** START RECORD LIST **
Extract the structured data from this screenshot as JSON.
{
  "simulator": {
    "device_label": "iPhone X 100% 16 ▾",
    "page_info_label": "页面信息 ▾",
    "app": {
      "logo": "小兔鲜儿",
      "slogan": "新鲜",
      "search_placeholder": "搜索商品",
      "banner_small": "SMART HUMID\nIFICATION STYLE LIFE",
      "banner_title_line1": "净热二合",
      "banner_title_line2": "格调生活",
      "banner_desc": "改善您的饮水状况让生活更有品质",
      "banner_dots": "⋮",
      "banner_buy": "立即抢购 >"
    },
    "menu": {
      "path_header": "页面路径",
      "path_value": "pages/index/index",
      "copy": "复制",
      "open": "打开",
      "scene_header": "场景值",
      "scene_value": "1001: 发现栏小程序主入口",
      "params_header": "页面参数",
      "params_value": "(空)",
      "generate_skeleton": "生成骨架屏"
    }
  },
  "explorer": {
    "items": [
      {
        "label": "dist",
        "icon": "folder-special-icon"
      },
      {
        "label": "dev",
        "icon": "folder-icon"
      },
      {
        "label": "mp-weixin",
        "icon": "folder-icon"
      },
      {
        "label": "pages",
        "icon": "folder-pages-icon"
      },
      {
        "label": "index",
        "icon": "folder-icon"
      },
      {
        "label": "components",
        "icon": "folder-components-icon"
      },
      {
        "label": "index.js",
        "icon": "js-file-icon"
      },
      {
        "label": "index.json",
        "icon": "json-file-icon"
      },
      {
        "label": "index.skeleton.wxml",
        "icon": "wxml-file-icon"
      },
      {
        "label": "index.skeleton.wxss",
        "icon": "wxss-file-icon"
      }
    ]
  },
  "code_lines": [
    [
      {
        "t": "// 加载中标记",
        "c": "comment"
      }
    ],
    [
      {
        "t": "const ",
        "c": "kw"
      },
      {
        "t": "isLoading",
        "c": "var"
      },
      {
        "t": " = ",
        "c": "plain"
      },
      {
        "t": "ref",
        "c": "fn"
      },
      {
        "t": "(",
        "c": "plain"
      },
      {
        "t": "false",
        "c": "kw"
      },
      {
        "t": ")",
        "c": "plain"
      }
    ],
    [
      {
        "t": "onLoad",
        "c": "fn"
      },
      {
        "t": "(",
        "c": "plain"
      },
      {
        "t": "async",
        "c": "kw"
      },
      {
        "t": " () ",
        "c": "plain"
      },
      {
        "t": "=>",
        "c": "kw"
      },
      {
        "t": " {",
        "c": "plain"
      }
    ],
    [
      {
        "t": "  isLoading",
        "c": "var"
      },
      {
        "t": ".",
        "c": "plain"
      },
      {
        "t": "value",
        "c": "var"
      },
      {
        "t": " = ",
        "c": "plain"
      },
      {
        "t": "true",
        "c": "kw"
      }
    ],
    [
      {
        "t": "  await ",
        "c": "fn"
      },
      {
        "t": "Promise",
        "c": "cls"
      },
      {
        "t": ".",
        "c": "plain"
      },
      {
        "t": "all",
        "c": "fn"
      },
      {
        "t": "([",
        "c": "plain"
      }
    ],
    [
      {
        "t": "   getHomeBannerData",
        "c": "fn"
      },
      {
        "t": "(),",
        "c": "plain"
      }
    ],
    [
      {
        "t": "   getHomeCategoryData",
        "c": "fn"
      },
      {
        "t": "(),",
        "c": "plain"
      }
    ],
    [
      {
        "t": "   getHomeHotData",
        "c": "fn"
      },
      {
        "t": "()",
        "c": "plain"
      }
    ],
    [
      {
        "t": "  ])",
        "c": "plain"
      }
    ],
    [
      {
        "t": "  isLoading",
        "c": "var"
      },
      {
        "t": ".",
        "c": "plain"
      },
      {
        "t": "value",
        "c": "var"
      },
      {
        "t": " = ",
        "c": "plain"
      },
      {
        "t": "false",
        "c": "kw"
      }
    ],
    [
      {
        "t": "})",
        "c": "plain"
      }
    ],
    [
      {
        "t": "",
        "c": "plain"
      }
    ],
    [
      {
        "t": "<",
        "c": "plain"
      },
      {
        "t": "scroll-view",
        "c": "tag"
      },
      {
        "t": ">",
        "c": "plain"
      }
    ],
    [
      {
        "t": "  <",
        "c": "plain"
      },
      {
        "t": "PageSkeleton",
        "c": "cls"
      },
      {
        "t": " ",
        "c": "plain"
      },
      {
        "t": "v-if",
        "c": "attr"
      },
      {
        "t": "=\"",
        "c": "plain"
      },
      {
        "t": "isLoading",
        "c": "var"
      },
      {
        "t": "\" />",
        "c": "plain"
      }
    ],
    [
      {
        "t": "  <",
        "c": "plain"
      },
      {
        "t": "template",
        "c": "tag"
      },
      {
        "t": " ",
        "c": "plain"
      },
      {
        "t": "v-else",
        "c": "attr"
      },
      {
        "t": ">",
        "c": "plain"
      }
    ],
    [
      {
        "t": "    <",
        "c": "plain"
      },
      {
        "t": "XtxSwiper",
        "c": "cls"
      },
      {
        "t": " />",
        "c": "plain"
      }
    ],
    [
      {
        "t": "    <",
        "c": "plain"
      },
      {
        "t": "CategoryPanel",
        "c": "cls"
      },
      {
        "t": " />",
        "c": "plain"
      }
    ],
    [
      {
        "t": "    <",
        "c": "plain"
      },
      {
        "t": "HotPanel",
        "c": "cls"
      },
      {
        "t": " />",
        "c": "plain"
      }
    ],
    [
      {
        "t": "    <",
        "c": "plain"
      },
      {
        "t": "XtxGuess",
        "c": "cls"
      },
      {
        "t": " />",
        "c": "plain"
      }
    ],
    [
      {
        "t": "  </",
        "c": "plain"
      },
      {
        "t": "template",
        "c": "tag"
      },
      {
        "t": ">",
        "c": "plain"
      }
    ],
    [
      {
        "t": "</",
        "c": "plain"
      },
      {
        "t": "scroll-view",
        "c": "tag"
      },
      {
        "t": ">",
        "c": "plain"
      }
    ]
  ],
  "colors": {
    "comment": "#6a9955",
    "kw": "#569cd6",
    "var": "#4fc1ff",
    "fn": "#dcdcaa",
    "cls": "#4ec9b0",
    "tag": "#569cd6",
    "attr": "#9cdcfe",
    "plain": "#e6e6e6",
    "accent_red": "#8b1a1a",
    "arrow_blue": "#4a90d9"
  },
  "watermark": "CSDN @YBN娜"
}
** END RECORD LIST **
* **AIM**
Your task is to transcribe the listing above in full, exactly as given.

* **FINISHED EXERCISE**
Extract the structured data from this screenshot as JSON.
{
  "simulator": {
    "device_label": "iPhone X 100% 16 ▾",
    "page_info_label": "页面信息 ▾",
    "app": {
      "logo": "小兔鲜儿",
      "slogan": "新鲜",
      "search_placeholder": "搜索商品",
      "banner_small": "SMART HUMID\nIFICATION STYLE LIFE",
      "banner_title_line1": "净热二合",
      "banner_title_line2": "格调生活",
      "banner_desc": "改善您的饮水状况让生活更有品质",
      "banner_dots": "⋮",
      "banner_buy": "立即抢购 >"
    },
    "menu": {
      "path_header": "页面路径",
      "path_value": "pages/index/index",
      "copy": "复制",
      "open": "打开",
      "scene_header": "场景值",
      "scene_value": "1001: 发现栏小程序主入口",
      "params_header": "页面参数",
      "params_value": "(空)",
      "generate_skeleton": "生成骨架屏"
    }
  },
  "explorer": {
    "items": [
      {
        "label": "dist",
        "icon": "folder-special-icon"
      },
      {
        "label": "dev",
        "icon": "folder-icon"
      },
      {
        "label": "mp-weixin",
        "icon": "folder-icon"
      },
      {
        "label": "pages",
        "icon": "folder-pages-icon"
      },
      {
        "label": "index",
        "icon": "folder-icon"
      },
      {
        "label": "components",
        "icon": "folder-components-icon"
      },
      {
        "label": "index.js",
        "icon": "js-file-icon"
      },
      {
        "label": "index.json",
        "icon": "json-file-icon"
      },
      {
        "label": "index.skeleton.wxml",
        "icon": "wxml-file-icon"
      },
      {
        "label": "index.skeleton.wxss",
        "icon": "wxss-file-icon"
      }
    ]
  },
  "code_lines": [
    [
      {
        "t": "// 加载中标记",
        "c": "comment"
      }
    ],
    [
      {
        "t": "const ",
        "c": "kw"
      },
      {
        "t": "isLoading",
        "c": "var"
      },
      {
        "t": " = ",
        "c": "plain"
      },
      {
        "t": "ref",
        "c": "fn"
      },
      {
        "t": "(",
        "c": "plain"
      },
      {
        "t": "false",
        "c": "kw"
      },
      {
        "t": ")",
        "c": "plain"
      }
    ],
    [
      {
        "t": "onLoad",
        "c": "fn"
      },
      {
        "t": "(",
        "c": "plain"
      },
      {
        "t": "async",
        "c": "kw"
      },
      {
        "t": " () ",
        "c": "plain"
      },
      {
        "t": "=>",
        "c": "kw"
      },
      {
        "t": " {",
        "c": "plain"
      }
    ],
    [
      {
        "t": "  isLoading",
        "c": "var"
      },
      {
        "t": ".",
        "c": "plain"
      },
      {
        "t": "value",
        "c": "var"
      },
      {
        "t": " = ",
        "c": "plain"
      },
      {
        "t": "true",
        "c": "kw"
      }
    ],
    [
      {
        "t": "  await ",
        "c": "fn"
      },
      {
        "t": "Promise",
        "c": "cls"
      },
      {
        "t": ".",
        "c": "plain"
      },
      {
        "t": "all",
        "c": "fn"
      },
      {
        "t": "([",
        "c": "plain"
      }
    ],
    [
      {
        "t": "   getHomeBannerData",
        "c": "fn"
      },
      {
        "t": "(),",
        "c": "plain"
      }
    ],
    [
      {
        "t": "   getHomeCategoryData",
        "c": "fn"
      },
      {
        "t": "(),",
        "c": "plain"
      }
    ],
    [
      {
        "t": "   getHomeHotData",
        "c": "fn"
      },
      {
        "t": "()",
        "c": "plain"
      }
    ],
    [
      {
        "t": "  ])",
        "c": "plain"
      }
    ],
    [
      {
        "t": "  isLoading",
        "c": "var"
      },
      {
        "t": ".",
        "c": "plain"
      },
      {
        "t": "value",
        "c": "var"
      },
      {
        "t": " = ",
        "c": "plain"
      },
      {
        "t": "false",
        "c": "kw"
      }
    ],
    [
      {
        "t": "})",
        "c": "plain"
      }
    ],
    [
      {
        "t": "",
        "c": "plain"
      }
    ],
    [
      {
        "t": "<",
        "c": "plain"
      },
      {
        "t": "scroll-view",
        "c": "tag"
      },
      {
        "t": ">",
        "c": "plain"
      }
    ],
    [
      {
        "t": "  <",
        "c": "plain"
      },
      {
        "t": "PageSkeleton",
        "c": "cls"
      },
      {
        "t": " ",
        "c": "plain"
      },
      {
        "t": "v-if",
        "c": "attr"
      },
      {
        "t": "=\"",
        "c": "plain"
      },
      {
        "t": "isLoading",
        "c": "var"
      },
      {
        "t": "\" />",
        "c": "plain"
      }
    ],
    [
      {
        "t": "  <",
        "c": "plain"
      },
      {
        "t": "template",
        "c": "tag"
      },
      {
        "t": " ",
        "c": "plain"
      },
      {
        "t": "v-else",
        "c": "attr"
      },
      {
        "t": ">",
        "c": "plain"
      }
    ],
    [
      {
        "t": "    <",
        "c": "plain"
      },
      {
        "t": "XtxSwiper",
        "c": "cls"
      },
      {
        "t": " />",
        "c": "plain"
      }
    ],
    [
      {
        "t": "    <",
        "c": "plain"
      },
      {
        "t": "CategoryPanel",
        "c": "cls"
      },
      {
        "t": " />",
        "c": "plain"
      }
    ],
    [
      {
        "t": "    <",
        "c": "plain"
      },
      {
        "t": "HotPanel",
        "c": "cls"
      },
      {
        "t": " />",
        "c": "plain"
      }
    ],
    [
      {
        "t": "    <",
        "c": "plain"
      },
      {
        "t": "XtxGuess",
        "c": "cls"
      },
      {
        "t": " />",
        "c": "plain"
      }
    ],
    [
      {
        "t": "  </",
        "c": "plain"
      },
      {
        "t": "template",
        "c": "tag"
      },
      {
        "t": ">",
        "c": "plain"
      }
    ],
    [
      {
        "t": "</",
        "c": "plain"
      },
      {
        "t": "scroll-view",
        "c": "tag"
      },
      {
        "t": ">",
        "c": "plain"
      }
    ]
  ],
  "colors": {
    "comment": "#6a9955",
    "kw": "#569cd6",
    "var": "#4fc1ff",
    "fn": "#dcdcaa",
    "cls": "#4ec9b0",
    "tag": "#569cd6",
    "attr": "#9cdcfe",
    "plain": "#e6e6e6",
    "accent_red": "#8b1a1a",
    "arrow_blue": "#4a90d9"
  },
  "watermark": "CSDN @YBN娜"
}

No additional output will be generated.